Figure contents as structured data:
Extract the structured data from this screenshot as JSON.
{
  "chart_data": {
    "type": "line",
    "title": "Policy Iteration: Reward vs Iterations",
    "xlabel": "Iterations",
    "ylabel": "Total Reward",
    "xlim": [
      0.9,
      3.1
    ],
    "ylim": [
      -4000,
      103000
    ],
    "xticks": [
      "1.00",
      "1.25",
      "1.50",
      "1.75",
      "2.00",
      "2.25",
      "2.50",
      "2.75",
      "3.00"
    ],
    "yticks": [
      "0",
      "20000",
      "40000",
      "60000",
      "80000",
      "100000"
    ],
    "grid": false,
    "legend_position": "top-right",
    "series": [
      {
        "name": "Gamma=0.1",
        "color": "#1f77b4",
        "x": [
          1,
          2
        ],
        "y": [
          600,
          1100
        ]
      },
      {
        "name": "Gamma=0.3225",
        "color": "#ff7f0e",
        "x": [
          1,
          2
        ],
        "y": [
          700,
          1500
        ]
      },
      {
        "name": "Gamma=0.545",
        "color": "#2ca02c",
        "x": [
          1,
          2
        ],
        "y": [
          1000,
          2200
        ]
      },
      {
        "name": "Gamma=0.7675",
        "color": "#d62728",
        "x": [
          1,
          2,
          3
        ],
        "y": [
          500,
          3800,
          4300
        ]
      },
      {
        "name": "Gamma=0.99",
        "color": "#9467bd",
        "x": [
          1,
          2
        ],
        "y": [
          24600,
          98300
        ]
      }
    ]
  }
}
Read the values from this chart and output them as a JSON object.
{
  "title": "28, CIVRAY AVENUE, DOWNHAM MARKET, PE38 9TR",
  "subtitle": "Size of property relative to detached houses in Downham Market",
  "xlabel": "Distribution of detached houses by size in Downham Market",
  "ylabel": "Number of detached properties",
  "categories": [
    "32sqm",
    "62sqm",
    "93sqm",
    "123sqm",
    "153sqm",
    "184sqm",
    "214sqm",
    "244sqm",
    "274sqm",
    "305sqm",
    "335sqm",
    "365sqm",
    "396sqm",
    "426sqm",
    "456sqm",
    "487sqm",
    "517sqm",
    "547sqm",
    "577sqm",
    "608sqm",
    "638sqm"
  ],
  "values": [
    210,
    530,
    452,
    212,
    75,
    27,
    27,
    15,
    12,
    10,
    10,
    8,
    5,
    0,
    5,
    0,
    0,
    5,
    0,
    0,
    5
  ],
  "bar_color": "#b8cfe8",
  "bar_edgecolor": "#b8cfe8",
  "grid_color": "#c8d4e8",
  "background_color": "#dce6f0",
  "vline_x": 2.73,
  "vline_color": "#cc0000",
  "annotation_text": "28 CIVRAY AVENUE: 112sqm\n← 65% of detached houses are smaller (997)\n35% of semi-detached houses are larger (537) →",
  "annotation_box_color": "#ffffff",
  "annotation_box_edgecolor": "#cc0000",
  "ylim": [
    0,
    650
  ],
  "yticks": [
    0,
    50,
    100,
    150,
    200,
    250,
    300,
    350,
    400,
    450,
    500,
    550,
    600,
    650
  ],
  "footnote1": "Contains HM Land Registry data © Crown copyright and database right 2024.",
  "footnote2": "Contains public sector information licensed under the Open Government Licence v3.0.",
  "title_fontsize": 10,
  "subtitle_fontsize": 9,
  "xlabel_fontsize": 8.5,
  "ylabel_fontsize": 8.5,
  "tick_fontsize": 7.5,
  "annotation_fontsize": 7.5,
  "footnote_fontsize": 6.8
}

WHAT YOU ARE ASKED TO DO: Copy each record from above exactly, and include every line.

THE REPLY:
Extract the structured data from this screenshot as JSON.
{
  "chart_data": {
    "type": "line",
    "title": "Policy Iteration: Reward vs Iterations",
    "xlabel": "Iterations",
    "ylabel": "Total Reward",
    "xlim": [
      0.9,
      3.1
    ],
    "ylim": [
      -4000,
      103000
    ],
    "xticks": [
      "1.00",
      "1.25",
      "1.50",
      "1.75",
      "2.00",
      "2.25",
      "2.50",
      "2.75",
      "3.00"
    ],
    "yticks": [
      "0",
      "20000",
      "40000",
      "60000",
      "80000",
      "100000"
    ],
    "grid": false,
    "legend_position": "top-right",
    "series": [
      {
        "name": "Gamma=0.1",
        "color": "#1f77b4",
        "x": [
          1,
          2
        ],
        "y": [
          600,
          1100
        ]
      },
      {
        "name": "Gamma=0.3225",
        "color": "#ff7f0e",
        "x": [
          1,
          2
        ],
        "y": [
          700,
          1500
        ]
      },
      {
        "name": "Gamma=0.545",
        "color": "#2ca02c",
        "x": [
          1,
          2
        ],
        "y": [
          1000,
          2200
        ]
      },
      {
        "name": "Gamma=0.7675",
        "color": "#d62728",
        "x": [
          1,
          2,
          3
        ],
        "y": [
          500,
          3800,
          4300
        ]
      },
      {
        "name": "Gamma=0.99",
        "color": "#9467bd",
        "x": [
          1,
          2
        ],
        "y": [
          24600,
          98300
        ]
      }
    ]
  }
}
Read the values from this chart and output them as a JSON object.
{
  "title": "28, CIVRAY AVENUE, DOWNHAM MARKET, PE38 9TR",
  "subtitle": "Size of property relative to detached houses in Downham Market",
  "xlabel": "Distribution of detached houses by size in Downham Market",
  "ylabel": "Number of detached properties",
  "categories": [
    "32sqm",
    "62sqm",
    "93sqm",
    "123sqm",
    "153sqm",
    "184sqm",
    "214sqm",
    "244sqm",
    "274sqm",
    "305sqm",
    "335sqm",
    "365sqm",
    "396sqm",
    "426sqm",
    "456sqm",
    "487sqm",
    "517sqm",
    "547sqm",
    "577sqm",
    "608sqm",
    "638sqm"
  ],
  "values": [
    210,
    530,
    452,
    212,
    75,
    27,
    27,
    15,
    12,
    10,
    10,
    8,
    5,
    0,
    5,
    0,
    0,
    5,
    0,
    0,
    5
  ],
  "bar_color": "#b8cfe8",
  "bar_edgecolor": "#b8cfe8",
  "grid_color": "#c8d4e8",
  "background_color": "#dce6f0",
  "vline_x": 2.73,
  "vline_color": "#cc0000",
  "annotation_text": "28 CIVRAY AVENUE: 112sqm\n← 65% of detached houses are smaller (997)\n35% of semi-detached houses are larger (537) →",
  "annotation_box_color": "#ffffff",
  "annotation_box_edgecolor": "#cc0000",
  "ylim": [
    0,
    650
  ],
  "yticks": [
    0,
    50,
    100,
    150,
    200,
    250,
    300,
    350,
    400,
    450,
    500,
    550,
    600,
    650
  ],
  "footnote1": "Contains HM Land Registry data © Crown copyright and database right 2024.",
  "footnote2": "Contains public sector information licensed under the Open Government Licence v3.0.",
  "title_fontsize": 10,
  "subtitle_fontsize": 9,
  "xlabel_fontsize": 8.5,
  "ylabel_fontsize": 8.5,
  "tick_fontsize": 7.5,
  "annotation_fontsize": 7.5,
  "footnote_fontsize": 6.8
}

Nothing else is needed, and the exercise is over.